■ Directive
Below are the records; locate each line with the word "нерабочие" and copy it.

::: Extracted material :::

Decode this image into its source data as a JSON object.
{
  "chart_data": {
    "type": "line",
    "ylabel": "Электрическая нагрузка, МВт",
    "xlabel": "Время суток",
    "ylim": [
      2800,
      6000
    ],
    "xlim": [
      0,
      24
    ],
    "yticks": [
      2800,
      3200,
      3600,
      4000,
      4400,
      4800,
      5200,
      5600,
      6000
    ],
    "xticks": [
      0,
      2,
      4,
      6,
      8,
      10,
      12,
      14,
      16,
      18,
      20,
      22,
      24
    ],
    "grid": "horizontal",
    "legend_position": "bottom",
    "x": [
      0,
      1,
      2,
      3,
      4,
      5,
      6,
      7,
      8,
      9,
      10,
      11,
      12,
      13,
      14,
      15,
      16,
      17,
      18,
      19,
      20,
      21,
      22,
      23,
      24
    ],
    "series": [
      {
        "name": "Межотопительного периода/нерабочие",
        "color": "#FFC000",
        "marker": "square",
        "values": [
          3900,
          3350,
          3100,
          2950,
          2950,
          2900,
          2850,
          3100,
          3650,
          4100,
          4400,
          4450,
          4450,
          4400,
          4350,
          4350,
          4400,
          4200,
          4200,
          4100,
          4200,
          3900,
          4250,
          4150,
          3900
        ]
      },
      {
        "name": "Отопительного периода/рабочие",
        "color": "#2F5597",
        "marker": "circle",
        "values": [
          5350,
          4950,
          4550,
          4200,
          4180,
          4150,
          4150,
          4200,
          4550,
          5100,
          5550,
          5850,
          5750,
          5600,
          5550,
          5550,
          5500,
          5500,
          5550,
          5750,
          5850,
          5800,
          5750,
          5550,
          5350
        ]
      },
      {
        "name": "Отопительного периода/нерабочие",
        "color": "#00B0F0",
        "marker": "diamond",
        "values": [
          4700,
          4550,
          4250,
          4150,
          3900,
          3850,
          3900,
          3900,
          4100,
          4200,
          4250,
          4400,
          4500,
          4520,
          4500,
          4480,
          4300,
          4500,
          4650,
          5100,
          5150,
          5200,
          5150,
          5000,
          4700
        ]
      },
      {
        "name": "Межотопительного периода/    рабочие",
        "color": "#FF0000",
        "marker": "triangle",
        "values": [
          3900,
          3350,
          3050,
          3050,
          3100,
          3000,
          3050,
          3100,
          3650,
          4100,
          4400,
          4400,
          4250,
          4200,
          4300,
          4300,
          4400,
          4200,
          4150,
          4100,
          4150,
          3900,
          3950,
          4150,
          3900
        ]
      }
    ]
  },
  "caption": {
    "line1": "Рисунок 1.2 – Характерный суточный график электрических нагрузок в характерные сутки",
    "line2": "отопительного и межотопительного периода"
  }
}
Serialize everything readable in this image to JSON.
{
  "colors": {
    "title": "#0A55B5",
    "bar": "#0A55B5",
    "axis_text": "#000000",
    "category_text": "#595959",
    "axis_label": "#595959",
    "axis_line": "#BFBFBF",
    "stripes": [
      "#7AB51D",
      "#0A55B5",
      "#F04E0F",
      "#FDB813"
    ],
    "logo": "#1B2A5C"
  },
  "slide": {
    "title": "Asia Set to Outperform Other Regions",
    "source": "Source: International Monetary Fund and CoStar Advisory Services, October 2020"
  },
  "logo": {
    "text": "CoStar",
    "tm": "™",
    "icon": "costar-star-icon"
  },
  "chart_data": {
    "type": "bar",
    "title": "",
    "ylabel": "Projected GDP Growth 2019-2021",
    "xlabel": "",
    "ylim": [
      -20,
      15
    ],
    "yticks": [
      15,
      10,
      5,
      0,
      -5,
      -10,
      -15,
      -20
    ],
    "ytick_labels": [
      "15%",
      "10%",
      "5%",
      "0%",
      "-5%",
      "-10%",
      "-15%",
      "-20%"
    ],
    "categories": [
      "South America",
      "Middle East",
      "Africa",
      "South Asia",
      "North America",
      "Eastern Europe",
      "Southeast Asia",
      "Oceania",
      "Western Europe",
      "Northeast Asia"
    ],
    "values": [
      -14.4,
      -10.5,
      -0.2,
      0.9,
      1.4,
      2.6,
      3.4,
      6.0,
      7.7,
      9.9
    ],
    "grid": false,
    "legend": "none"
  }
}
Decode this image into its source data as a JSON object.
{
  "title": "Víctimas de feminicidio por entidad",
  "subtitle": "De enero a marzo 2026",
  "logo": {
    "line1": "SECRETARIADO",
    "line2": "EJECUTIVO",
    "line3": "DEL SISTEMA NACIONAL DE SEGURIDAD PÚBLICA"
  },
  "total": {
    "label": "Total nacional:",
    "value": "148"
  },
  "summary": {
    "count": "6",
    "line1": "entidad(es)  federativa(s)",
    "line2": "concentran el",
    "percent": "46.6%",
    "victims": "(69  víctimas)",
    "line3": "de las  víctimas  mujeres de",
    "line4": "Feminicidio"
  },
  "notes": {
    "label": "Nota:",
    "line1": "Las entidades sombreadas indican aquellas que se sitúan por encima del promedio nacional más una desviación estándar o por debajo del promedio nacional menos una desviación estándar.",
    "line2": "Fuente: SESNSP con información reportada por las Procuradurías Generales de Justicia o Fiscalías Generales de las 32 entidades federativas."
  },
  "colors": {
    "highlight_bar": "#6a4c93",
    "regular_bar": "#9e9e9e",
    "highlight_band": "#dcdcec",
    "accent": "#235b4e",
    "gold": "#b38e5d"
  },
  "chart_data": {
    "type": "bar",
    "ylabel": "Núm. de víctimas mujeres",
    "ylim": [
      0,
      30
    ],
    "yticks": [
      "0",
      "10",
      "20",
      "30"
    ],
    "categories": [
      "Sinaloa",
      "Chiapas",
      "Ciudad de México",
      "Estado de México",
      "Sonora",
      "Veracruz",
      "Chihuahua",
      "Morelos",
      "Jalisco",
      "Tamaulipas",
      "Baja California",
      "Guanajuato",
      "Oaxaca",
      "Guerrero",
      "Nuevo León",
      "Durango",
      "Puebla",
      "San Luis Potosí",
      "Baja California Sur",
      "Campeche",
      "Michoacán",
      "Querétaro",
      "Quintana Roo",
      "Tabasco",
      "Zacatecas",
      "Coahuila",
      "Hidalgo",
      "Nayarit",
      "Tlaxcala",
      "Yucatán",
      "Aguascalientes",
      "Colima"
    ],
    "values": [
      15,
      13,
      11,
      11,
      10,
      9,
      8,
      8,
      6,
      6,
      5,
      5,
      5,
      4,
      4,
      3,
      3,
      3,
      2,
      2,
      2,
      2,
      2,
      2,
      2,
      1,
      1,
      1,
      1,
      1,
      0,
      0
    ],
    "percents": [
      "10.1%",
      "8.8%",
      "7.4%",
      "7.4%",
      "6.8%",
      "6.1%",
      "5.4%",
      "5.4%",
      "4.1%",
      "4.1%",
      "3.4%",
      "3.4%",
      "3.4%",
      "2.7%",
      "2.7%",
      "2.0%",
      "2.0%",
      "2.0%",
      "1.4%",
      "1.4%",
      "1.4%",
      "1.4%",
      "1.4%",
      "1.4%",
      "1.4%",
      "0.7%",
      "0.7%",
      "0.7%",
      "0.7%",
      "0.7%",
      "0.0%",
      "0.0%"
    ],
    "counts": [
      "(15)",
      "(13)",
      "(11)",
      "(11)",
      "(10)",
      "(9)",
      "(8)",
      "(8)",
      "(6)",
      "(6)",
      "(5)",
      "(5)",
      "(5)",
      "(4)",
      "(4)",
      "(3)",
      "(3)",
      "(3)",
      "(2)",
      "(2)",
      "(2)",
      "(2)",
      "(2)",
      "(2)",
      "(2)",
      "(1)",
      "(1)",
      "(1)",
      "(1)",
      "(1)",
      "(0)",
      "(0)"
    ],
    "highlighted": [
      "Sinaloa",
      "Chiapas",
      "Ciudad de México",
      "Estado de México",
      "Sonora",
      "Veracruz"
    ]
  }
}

:::

■ Solution to this problem
        "name": "Межотопительного периода/нерабочие",
        "name": "Отопительного периода/нерабочие",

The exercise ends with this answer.